Go through the entries below and write each one out exactly.
****************************************
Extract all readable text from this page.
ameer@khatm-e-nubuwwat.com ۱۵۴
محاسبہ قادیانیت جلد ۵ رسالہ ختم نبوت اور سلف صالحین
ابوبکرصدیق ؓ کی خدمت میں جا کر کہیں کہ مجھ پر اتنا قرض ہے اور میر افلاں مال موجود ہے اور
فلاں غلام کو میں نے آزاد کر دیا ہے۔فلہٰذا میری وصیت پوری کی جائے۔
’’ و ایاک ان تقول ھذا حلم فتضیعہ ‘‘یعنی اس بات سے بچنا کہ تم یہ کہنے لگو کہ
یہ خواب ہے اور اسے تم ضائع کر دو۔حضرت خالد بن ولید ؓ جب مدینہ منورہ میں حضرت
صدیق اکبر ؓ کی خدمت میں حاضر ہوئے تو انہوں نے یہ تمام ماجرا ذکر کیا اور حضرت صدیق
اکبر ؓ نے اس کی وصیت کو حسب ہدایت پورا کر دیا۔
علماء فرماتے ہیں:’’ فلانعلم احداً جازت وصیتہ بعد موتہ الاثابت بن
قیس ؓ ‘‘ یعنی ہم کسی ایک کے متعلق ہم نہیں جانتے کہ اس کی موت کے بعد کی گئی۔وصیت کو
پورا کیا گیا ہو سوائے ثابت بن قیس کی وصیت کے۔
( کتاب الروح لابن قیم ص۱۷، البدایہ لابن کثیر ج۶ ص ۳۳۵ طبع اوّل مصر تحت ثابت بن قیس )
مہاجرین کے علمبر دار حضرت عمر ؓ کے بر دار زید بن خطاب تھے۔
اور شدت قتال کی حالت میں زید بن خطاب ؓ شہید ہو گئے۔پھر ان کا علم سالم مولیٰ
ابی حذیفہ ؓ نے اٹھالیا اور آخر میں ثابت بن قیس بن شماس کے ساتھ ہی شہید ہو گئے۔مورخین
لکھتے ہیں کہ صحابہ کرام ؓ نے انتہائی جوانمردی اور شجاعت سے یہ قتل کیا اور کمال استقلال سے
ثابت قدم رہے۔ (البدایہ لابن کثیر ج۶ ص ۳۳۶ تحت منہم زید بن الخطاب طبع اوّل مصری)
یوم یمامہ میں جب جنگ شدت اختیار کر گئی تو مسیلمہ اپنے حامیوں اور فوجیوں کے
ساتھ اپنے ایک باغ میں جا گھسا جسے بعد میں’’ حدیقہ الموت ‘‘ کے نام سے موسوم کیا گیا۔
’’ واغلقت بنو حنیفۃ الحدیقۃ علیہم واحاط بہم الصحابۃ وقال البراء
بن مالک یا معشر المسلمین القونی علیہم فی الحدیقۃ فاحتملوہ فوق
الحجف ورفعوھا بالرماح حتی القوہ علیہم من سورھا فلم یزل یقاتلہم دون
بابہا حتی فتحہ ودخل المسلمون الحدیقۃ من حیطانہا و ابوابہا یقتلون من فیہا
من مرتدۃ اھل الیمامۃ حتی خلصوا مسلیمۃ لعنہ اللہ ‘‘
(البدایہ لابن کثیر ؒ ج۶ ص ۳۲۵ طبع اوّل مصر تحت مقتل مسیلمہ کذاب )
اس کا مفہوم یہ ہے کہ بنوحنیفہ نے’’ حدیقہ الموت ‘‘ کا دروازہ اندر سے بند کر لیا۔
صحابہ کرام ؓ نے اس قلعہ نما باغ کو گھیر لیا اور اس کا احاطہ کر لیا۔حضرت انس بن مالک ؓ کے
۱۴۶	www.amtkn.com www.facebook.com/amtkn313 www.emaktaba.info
****************************************
Solved exercise:
Extract all readable text from this page.
ameer@khatm-e-nubuwwat.com ۱۵۴
محاسبہ قادیانیت جلد ۵ رسالہ ختم نبوت اور سلف صالحین
ابوبکرصدیق ؓ کی خدمت میں جا کر کہیں کہ مجھ پر اتنا قرض ہے اور میر افلاں مال موجود ہے اور
فلاں غلام کو میں نے آزاد کر دیا ہے۔فلہٰذا میری وصیت پوری کی جائے۔
’’ و ایاک ان تقول ھذا حلم فتضیعہ ‘‘یعنی اس بات سے بچنا کہ تم یہ کہنے لگو کہ
یہ خواب ہے اور اسے تم ضائع کر دو۔حضرت خالد بن ولید ؓ جب مدینہ منورہ میں حضرت
صدیق اکبر ؓ کی خدمت میں حاضر ہوئے تو انہوں نے یہ تمام ماجرا ذکر کیا اور حضرت صدیق
اکبر ؓ نے اس کی وصیت کو حسب ہدایت پورا کر دیا۔
علماء فرماتے ہیں:’’ فلانعلم احداً جازت وصیتہ بعد موتہ الاثابت بن
قیس ؓ ‘‘ یعنی ہم کسی ایک کے متعلق ہم نہیں جانتے کہ اس کی موت کے بعد کی گئی۔وصیت کو
پورا کیا گیا ہو سوائے ثابت بن قیس کی وصیت کے۔
( کتاب الروح لابن قیم ص۱۷، البدایہ لابن کثیر ج۶ ص ۳۳۵ طبع اوّل مصر تحت ثابت بن قیس )
مہاجرین کے علمبر دار حضرت عمر ؓ کے بر دار زید بن خطاب تھے۔
اور شدت قتال کی حالت میں زید بن خطاب ؓ شہید ہو گئے۔پھر ان کا علم سالم مولیٰ
ابی حذیفہ ؓ نے اٹھالیا اور آخر میں ثابت بن قیس بن شماس کے ساتھ ہی شہید ہو گئے۔مورخین
لکھتے ہیں کہ صحابہ کرام ؓ نے انتہائی جوانمردی اور شجاعت سے یہ قتل کیا اور کمال استقلال سے
ثابت قدم رہے۔ (البدایہ لابن کثیر ج۶ ص ۳۳۶ تحت منہم زید بن الخطاب طبع اوّل مصری)
یوم یمامہ میں جب جنگ شدت اختیار کر گئی تو مسیلمہ اپنے حامیوں اور فوجیوں کے
ساتھ اپنے ایک باغ میں جا گھسا جسے بعد میں’’ حدیقہ الموت ‘‘ کے نام سے موسوم کیا گیا۔
’’ واغلقت بنو حنیفۃ الحدیقۃ علیہم واحاط بہم الصحابۃ وقال البراء
بن مالک یا معشر المسلمین القونی علیہم فی الحدیقۃ فاحتملوہ فوق
الحجف ورفعوھا بالرماح حتی القوہ علیہم من سورھا فلم یزل یقاتلہم دون
بابہا حتی فتحہ ودخل المسلمون الحدیقۃ من حیطانہا و ابوابہا یقتلون من فیہا
من مرتدۃ اھل الیمامۃ حتی خلصوا مسلیمۃ لعنہ اللہ ‘‘
(البدایہ لابن کثیر ؒ ج۶ ص ۳۲۵ طبع اوّل مصر تحت مقتل مسیلمہ کذاب )
اس کا مفہوم یہ ہے کہ بنوحنیفہ نے’’ حدیقہ الموت ‘‘ کا دروازہ اندر سے بند کر لیا۔
صحابہ کرام ؓ نے اس قلعہ نما باغ کو گھیر لیا اور اس کا احاطہ کر لیا۔حضرت انس بن مالک ؓ کے
۱۴۶	www.amtkn.com www.facebook.com/amtkn313 www.emaktaba.info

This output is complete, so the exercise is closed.